▼
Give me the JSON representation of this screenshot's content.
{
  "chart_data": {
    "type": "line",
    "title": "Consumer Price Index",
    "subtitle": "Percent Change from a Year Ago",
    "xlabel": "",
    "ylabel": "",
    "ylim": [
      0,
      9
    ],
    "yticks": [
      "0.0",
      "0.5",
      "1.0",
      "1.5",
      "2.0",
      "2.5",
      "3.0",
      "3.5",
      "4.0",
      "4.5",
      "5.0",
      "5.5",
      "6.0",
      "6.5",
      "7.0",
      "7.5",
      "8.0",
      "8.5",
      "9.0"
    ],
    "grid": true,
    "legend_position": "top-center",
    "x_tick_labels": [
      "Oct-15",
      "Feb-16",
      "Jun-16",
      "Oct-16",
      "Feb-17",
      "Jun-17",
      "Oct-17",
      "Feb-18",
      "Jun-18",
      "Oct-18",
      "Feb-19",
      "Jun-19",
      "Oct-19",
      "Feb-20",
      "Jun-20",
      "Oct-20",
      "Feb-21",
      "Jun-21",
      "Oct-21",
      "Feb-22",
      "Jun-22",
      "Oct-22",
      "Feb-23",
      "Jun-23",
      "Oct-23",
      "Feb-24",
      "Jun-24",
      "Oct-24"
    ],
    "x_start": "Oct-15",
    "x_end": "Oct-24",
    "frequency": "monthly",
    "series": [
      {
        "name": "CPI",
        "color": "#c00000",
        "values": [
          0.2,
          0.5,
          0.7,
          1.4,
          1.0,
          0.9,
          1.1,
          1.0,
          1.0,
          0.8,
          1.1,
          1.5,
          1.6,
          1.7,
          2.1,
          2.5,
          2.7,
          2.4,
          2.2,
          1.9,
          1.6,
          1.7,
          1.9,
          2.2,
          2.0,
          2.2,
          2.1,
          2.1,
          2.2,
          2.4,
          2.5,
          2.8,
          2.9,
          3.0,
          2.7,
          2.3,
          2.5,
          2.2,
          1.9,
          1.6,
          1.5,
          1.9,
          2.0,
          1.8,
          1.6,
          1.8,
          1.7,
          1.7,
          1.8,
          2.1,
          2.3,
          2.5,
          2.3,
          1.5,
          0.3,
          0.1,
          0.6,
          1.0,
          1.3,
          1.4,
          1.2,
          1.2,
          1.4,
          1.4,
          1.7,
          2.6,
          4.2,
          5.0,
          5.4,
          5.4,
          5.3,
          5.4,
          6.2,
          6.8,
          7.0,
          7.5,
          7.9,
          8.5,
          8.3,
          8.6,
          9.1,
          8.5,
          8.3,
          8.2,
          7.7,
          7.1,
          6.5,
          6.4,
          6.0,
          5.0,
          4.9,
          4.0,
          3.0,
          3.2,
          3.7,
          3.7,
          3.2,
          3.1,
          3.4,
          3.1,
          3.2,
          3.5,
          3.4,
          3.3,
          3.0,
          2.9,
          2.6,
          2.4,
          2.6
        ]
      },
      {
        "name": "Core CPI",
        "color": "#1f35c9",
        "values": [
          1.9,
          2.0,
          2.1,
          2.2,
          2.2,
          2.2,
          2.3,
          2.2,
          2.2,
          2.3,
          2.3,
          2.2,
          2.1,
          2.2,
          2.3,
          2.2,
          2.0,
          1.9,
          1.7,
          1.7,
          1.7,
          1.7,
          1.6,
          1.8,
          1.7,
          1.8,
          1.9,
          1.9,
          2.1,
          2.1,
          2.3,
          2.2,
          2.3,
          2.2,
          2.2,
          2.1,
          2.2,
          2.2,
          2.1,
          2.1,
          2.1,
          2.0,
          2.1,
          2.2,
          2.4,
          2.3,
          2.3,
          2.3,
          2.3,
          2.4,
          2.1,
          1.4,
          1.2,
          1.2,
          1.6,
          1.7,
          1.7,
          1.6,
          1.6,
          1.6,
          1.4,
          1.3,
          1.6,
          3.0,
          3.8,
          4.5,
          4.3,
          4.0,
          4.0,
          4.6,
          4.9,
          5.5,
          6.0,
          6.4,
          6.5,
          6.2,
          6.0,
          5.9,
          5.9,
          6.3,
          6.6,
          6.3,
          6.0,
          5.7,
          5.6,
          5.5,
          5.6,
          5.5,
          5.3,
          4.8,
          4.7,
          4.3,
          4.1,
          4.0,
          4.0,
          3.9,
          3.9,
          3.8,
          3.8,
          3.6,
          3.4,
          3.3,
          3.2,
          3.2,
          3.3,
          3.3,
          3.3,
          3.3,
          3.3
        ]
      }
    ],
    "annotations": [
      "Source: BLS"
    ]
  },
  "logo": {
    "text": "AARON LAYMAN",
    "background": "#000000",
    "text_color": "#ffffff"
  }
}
▲
▶ [Work to be completed]: Your task is to repeat each line of the material exactly.

▶ [Completed exercise]:
Give me the JSON representation of this screenshot's content.
{
  "chart_data": {
    "type": "line",
    "title": "Consumer Price Index",
    "subtitle": "Percent Change from a Year Ago",
    "xlabel": "",
    "ylabel": "",
    "ylim": [
      0,
      9
    ],
    "yticks": [
      "0.0",
      "0.5",
      "1.0",
      "1.5",
      "2.0",
      "2.5",
      "3.0",
      "3.5",
      "4.0",
      "4.5",
      "5.0",
      "5.5",
      "6.0",
      "6.5",
      "7.0",
      "7.5",
      "8.0",
      "8.5",
      "9.0"
    ],
    "grid": true,
    "legend_position": "top-center",
    "x_tick_labels": [
      "Oct-15",
      "Feb-16",
      "Jun-16",
      "Oct-16",
      "Feb-17",
      "Jun-17",
      "Oct-17",
      "Feb-18",
      "Jun-18",
      "Oct-18",
      "Feb-19",
      "Jun-19",
      "Oct-19",
      "Feb-20",
      "Jun-20",
      "Oct-20",
      "Feb-21",
      "Jun-21",
      "Oct-21",
      "Feb-22",
      "Jun-22",
      "Oct-22",
      "Feb-23",
      "Jun-23",
      "Oct-23",
      "Feb-24",
      "Jun-24",
      "Oct-24"
    ],
    "x_start": "Oct-15",
    "x_end": "Oct-24",
    "frequency": "monthly",
    "series": [
      {
        "name": "CPI",
        "color": "#c00000",
        "values": [
          0.2,
          0.5,
          0.7,
          1.4,
          1.0,
          0.9,
          1.1,
          1.0,
          1.0,
          0.8,
          1.1,
          1.5,
          1.6,
          1.7,
          2.1,
          2.5,
          2.7,
          2.4,
          2.2,
          1.9,
          1.6,
          1.7,
          1.9,
          2.2,
          2.0,
          2.2,
          2.1,
          2.1,
          2.2,
          2.4,
          2.5,
          2.8,
          2.9,
          3.0,
          2.7,
          2.3,
          2.5,
          2.2,
          1.9,
          1.6,
          1.5,
          1.9,
          2.0,
          1.8,
          1.6,
          1.8,
          1.7,
          1.7,
          1.8,
          2.1,
          2.3,
          2.5,
          2.3,
          1.5,
          0.3,
          0.1,
          0.6,
          1.0,
          1.3,
          1.4,
          1.2,
          1.2,
          1.4,
          1.4,
          1.7,
          2.6,
          4.2,
          5.0,
          5.4,
          5.4,
          5.3,
          5.4,
          6.2,
          6.8,
          7.0,
          7.5,
          7.9,
          8.5,
          8.3,
          8.6,
          9.1,
          8.5,
          8.3,
          8.2,
          7.7,
          7.1,
          6.5,
          6.4,
          6.0,
          5.0,
          4.9,
          4.0,
          3.0,
          3.2,
          3.7,
          3.7,
          3.2,
          3.1,
          3.4,
          3.1,
          3.2,
          3.5,
          3.4,
          3.3,
          3.0,
          2.9,
          2.6,
          2.4,
          2.6
        ]
      },
      {
        "name": "Core CPI",
        "color": "#1f35c9",
        "values": [
          1.9,
          2.0,
          2.1,
          2.2,
          2.2,
          2.2,
          2.3,
          2.2,
          2.2,
          2.3,
          2.3,
          2.2,
          2.1,
          2.2,
          2.3,
          2.2,
          2.0,
          1.9,
          1.7,
          1.7,
          1.7,
          1.7,
          1.6,
          1.8,
          1.7,
          1.8,
          1.9,
          1.9,
          2.1,
          2.1,
          2.3,
          2.2,
          2.3,
          2.2,
          2.2,
          2.1,
          2.2,
          2.2,
          2.1,
          2.1,
          2.1,
          2.0,
          2.1,
          2.2,
          2.4,
          2.3,
          2.3,
          2.3,
          2.3,
          2.4,
          2.1,
          1.4,
          1.2,
          1.2,
          1.6,
          1.7,
          1.7,
          1.6,
          1.6,
          1.6,
          1.4,
          1.3,
          1.6,
          3.0,
          3.8,
          4.5,
          4.3,
          4.0,
          4.0,
          4.6,
          4.9,
          5.5,
          6.0,
          6.4,
          6.5,
          6.2,
          6.0,
          5.9,
          5.9,
          6.3,
          6.6,
          6.3,
          6.0,
          5.7,
          5.6,
          5.5,
          5.6,
          5.5,
          5.3,
          4.8,
          4.7,
          4.3,
          4.1,
          4.0,
          4.0,
          3.9,
          3.9,
          3.8,
          3.8,
          3.6,
          3.4,
          3.3,
          3.2,
          3.2,
          3.3,
          3.3,
          3.3,
          3.3,
          3.3
        ]
      }
    ],
    "annotations": [
      "Source: BLS"
    ]
  },
  "logo": {
    "text": "AARON LAYMAN",
    "background": "#000000",
    "text_color": "#ffffff"
  }
}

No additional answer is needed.